» Instructions to follow: Scan the lines below; pull out those with "硫化沉淀".

» Data rows:

•••

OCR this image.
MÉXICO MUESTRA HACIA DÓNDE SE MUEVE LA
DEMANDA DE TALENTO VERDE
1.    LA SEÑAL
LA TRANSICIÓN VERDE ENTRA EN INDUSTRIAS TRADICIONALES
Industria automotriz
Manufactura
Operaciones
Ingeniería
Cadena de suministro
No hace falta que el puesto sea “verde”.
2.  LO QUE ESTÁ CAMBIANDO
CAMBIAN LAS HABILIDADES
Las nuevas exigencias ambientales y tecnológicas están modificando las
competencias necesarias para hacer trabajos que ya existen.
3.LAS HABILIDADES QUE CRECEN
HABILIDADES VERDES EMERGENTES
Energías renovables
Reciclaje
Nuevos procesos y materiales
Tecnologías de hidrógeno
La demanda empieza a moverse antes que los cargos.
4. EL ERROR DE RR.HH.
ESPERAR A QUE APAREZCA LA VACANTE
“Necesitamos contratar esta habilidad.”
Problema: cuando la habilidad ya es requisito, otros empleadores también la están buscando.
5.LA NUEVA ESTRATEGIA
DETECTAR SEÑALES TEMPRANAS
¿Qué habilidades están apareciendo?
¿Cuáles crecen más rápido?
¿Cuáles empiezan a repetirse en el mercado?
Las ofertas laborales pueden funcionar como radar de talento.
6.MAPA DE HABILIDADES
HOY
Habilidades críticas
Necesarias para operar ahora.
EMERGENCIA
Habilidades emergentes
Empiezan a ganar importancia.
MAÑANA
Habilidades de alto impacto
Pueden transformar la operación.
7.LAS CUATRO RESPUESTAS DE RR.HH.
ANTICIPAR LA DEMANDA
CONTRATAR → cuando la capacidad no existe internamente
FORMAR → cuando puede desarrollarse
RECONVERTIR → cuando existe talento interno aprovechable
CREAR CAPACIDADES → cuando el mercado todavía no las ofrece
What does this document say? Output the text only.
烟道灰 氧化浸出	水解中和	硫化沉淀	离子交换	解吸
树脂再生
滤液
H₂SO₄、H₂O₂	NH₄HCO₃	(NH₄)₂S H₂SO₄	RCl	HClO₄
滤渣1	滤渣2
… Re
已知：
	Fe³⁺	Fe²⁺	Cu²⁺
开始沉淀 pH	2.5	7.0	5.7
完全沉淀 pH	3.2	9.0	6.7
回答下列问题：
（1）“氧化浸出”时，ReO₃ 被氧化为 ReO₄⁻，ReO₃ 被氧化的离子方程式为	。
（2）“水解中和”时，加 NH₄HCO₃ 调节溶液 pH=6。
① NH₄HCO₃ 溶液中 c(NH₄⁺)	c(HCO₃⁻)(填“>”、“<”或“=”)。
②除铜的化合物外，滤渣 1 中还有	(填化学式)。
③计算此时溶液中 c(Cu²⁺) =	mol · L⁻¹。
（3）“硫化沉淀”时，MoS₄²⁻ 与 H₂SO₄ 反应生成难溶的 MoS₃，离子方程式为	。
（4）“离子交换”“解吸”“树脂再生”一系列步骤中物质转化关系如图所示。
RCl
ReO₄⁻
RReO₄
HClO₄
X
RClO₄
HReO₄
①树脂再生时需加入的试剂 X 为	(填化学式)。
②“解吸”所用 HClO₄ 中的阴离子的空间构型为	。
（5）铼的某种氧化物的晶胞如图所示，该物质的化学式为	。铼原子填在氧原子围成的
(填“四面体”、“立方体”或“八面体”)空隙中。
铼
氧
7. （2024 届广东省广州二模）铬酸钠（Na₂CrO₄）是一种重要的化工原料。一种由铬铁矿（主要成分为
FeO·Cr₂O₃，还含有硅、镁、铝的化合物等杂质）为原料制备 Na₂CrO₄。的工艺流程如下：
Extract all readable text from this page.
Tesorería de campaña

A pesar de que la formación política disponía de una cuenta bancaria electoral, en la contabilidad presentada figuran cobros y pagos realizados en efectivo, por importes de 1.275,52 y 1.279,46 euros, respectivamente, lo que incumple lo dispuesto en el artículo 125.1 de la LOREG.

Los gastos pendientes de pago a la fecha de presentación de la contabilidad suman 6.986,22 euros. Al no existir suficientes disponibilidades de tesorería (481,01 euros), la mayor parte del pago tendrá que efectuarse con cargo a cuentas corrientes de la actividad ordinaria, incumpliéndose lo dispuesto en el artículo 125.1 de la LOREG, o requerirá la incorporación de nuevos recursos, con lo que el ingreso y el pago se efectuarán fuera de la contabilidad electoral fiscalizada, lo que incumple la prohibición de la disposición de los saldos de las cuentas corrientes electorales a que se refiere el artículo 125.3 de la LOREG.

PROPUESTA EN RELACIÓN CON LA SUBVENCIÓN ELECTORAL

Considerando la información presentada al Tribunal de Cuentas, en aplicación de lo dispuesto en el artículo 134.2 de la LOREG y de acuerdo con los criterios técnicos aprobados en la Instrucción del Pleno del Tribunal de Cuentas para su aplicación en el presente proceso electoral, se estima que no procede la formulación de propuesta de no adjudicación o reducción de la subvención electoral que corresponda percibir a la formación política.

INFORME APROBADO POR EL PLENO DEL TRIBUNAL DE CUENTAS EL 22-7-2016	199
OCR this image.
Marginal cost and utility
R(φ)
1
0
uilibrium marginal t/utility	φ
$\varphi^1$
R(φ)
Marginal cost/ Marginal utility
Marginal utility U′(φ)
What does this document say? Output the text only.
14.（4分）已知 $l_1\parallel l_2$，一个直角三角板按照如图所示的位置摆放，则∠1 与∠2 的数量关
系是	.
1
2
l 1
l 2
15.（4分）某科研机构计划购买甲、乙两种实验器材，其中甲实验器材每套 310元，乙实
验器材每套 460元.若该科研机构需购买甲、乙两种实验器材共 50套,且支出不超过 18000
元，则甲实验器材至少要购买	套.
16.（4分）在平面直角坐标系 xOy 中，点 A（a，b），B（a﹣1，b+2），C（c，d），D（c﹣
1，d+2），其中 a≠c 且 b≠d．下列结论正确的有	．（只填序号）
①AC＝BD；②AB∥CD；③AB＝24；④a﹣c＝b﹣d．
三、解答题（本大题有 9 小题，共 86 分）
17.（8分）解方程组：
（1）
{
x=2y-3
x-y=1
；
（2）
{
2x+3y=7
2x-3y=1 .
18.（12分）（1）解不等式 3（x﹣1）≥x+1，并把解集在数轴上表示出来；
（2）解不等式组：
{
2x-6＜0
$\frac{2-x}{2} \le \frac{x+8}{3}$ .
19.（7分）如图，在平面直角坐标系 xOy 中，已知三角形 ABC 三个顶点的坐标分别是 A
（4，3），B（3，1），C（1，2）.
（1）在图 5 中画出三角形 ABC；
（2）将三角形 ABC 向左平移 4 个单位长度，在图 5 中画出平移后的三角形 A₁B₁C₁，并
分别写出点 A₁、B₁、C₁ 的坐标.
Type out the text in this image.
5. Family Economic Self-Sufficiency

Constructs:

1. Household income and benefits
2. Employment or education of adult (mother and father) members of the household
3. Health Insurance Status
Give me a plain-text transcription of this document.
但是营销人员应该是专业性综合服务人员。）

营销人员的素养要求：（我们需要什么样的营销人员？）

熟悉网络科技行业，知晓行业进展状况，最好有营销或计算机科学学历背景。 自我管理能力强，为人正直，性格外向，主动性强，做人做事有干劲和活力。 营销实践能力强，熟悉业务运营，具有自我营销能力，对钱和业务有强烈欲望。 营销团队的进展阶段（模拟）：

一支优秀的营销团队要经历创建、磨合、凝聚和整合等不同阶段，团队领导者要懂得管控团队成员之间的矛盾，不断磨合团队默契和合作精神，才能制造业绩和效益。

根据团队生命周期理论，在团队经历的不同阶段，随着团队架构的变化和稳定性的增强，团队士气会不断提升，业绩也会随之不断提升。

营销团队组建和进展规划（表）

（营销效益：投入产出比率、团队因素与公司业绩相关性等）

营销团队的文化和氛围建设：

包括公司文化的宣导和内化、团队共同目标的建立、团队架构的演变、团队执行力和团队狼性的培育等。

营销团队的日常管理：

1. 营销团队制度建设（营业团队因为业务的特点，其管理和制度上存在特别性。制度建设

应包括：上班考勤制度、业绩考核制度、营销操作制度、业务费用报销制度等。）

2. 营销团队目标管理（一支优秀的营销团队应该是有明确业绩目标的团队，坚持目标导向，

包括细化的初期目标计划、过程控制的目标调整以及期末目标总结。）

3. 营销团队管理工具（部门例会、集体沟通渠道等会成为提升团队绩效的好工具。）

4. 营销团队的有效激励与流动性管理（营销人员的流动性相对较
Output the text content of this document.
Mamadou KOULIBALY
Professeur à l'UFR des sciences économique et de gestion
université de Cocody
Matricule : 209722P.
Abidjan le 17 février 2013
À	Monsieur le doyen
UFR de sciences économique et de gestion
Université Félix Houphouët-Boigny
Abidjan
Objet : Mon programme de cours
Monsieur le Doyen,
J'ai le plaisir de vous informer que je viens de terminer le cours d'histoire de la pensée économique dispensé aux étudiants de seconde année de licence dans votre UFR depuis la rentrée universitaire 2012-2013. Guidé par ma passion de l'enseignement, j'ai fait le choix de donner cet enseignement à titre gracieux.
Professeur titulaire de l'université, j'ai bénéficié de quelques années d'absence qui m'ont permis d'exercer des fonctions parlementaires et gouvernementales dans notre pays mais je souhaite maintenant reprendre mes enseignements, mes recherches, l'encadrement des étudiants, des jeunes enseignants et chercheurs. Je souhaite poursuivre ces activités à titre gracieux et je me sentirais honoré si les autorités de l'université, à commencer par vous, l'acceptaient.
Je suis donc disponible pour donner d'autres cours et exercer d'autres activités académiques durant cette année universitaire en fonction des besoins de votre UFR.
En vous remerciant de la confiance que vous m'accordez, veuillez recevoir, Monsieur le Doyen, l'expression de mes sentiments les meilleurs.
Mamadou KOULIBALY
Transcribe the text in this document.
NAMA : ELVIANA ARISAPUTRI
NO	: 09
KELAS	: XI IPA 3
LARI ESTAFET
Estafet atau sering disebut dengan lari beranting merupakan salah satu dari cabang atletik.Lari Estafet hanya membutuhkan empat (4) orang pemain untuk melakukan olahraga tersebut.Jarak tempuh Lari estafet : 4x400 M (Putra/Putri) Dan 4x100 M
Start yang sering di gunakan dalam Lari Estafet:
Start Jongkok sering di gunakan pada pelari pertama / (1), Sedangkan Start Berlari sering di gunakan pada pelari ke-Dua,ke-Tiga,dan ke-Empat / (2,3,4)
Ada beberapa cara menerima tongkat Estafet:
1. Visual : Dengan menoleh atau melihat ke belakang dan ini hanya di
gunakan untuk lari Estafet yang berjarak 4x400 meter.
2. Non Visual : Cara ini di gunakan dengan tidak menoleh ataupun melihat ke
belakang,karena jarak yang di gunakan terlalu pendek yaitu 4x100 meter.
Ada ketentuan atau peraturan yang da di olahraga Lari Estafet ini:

•••

» Correct answer:
烟道灰 氧化浸出	水解中和	硫化沉淀	离子交换	解吸
（3）“硫化沉淀”时，MoS₄²⁻ 与 H₂SO₄ 反应生成难溶的 MoS₃，离子方程式为	。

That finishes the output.